WRITTEN EXERCISE: Pull out from the material below all lines with "mtime".

++++ DATA FOR THIS EXERCISE

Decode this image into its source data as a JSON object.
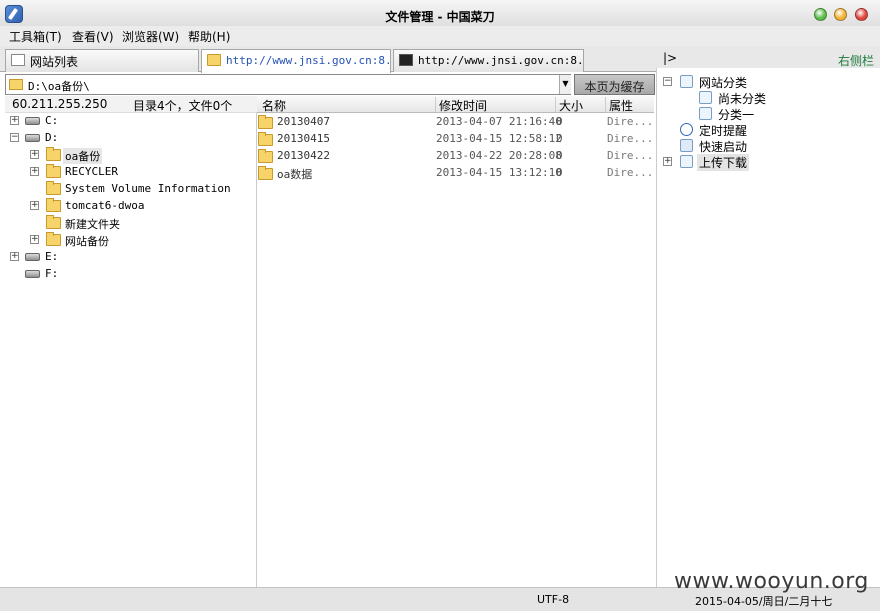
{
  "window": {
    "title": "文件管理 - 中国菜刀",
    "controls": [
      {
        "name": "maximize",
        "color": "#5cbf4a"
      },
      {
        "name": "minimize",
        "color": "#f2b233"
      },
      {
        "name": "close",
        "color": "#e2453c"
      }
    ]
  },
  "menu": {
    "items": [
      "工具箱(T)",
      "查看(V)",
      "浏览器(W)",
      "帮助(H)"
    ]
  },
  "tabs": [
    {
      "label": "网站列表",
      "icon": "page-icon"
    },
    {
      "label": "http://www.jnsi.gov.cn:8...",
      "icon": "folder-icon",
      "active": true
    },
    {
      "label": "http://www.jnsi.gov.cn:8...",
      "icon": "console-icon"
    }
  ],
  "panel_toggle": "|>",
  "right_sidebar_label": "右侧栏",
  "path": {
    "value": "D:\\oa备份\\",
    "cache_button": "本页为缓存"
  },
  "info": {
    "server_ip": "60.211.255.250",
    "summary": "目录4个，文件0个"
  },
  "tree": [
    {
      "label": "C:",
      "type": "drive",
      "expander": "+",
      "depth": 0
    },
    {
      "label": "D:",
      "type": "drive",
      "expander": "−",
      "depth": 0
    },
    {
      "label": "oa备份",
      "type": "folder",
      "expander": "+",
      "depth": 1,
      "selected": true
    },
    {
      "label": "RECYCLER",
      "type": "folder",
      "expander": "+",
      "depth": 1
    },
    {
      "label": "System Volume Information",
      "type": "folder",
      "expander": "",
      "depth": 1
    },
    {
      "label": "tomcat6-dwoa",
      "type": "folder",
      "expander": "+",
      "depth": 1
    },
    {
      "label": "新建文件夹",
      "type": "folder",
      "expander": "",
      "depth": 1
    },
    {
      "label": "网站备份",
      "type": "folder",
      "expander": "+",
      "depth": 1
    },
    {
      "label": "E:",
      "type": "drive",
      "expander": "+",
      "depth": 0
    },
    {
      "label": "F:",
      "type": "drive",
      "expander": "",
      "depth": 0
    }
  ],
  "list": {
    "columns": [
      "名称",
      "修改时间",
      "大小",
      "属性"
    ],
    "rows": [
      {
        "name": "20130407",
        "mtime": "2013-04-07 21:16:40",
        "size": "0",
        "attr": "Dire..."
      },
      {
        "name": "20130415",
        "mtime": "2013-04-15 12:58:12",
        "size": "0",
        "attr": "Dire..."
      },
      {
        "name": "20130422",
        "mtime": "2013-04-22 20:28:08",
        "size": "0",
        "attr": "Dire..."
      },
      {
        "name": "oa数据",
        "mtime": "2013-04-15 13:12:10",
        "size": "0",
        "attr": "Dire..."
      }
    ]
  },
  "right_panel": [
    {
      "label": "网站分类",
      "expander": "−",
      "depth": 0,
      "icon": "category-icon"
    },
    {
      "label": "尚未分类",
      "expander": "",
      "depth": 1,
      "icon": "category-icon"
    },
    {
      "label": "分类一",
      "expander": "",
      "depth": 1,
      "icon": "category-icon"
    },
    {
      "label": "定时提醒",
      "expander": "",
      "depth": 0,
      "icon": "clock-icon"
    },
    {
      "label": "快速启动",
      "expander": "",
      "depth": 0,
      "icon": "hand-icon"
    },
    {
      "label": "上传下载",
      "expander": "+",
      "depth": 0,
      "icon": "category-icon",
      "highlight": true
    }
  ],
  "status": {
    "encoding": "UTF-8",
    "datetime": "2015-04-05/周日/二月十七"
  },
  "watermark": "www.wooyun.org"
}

++++++++
++++ DATA FOR THIS EXERCISE

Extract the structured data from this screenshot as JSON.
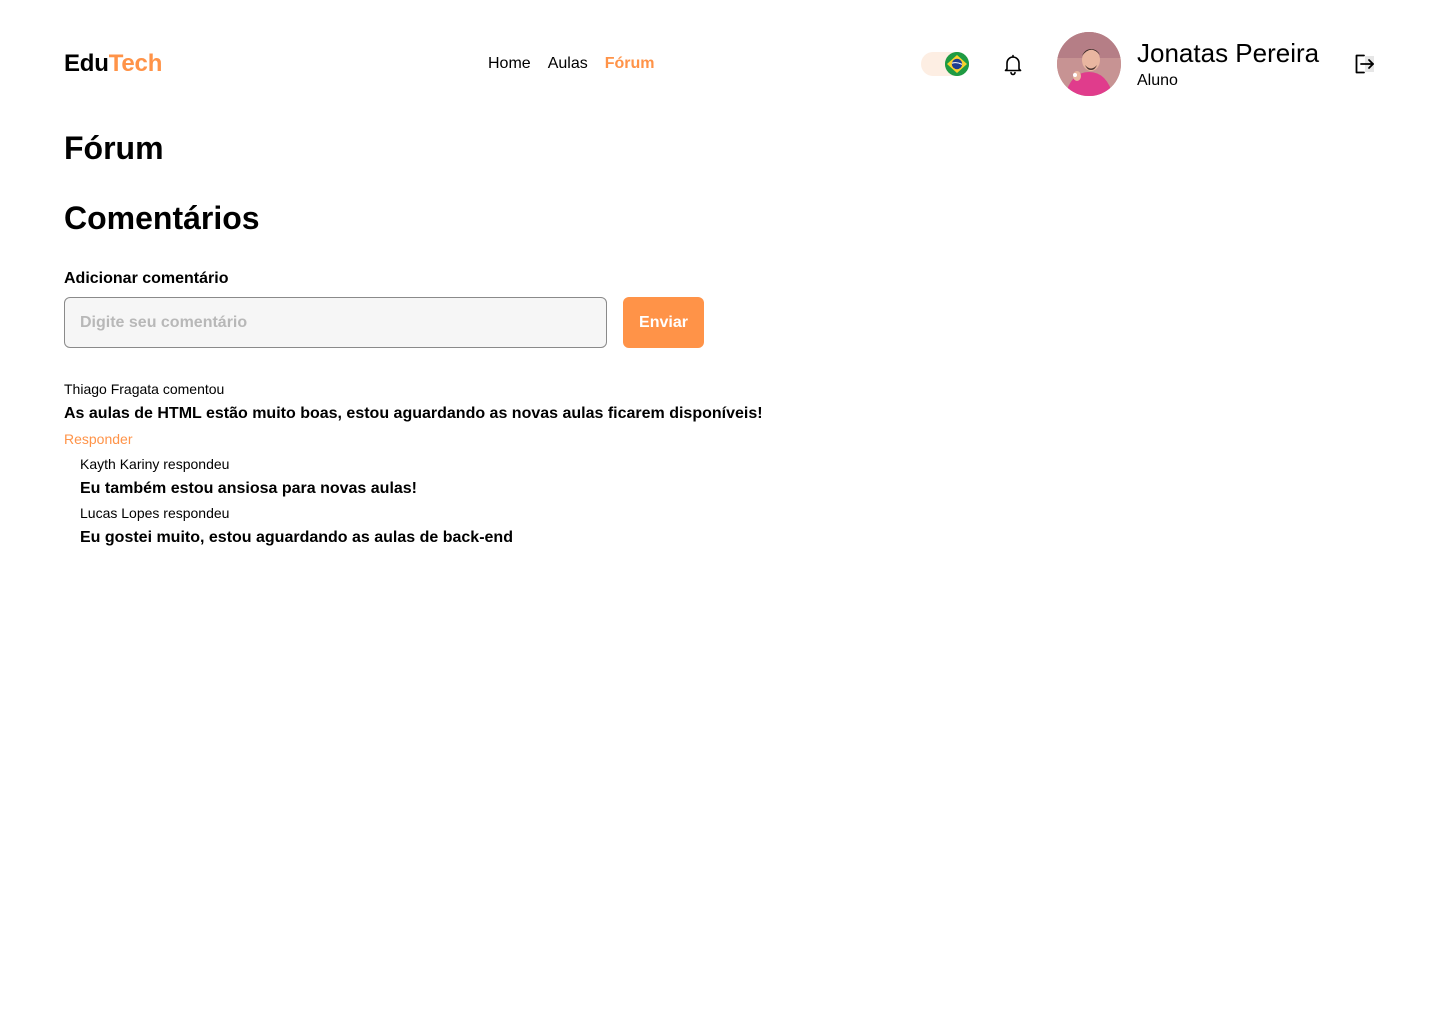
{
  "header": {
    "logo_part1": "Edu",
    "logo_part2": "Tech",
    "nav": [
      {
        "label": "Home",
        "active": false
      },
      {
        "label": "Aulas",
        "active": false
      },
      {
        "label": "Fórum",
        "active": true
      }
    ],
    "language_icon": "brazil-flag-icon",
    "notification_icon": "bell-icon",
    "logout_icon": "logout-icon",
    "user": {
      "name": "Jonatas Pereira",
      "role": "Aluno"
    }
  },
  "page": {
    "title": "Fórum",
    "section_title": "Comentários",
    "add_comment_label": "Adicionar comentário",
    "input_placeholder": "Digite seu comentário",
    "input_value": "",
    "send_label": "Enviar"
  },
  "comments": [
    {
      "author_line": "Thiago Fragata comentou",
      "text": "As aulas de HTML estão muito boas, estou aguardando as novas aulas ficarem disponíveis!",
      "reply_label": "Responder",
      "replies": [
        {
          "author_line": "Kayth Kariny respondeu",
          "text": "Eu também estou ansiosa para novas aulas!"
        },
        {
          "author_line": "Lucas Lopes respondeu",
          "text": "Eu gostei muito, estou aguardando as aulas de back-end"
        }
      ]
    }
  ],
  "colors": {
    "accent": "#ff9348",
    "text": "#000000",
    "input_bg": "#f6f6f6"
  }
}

++++++++

RESPONSE:
        "mtime": "2013-04-07 21:16:40",
        "mtime": "2013-04-15 12:58:12",
        "mtime": "2013-04-22 20:28:08",
        "mtime": "2013-04-15 13:12:10",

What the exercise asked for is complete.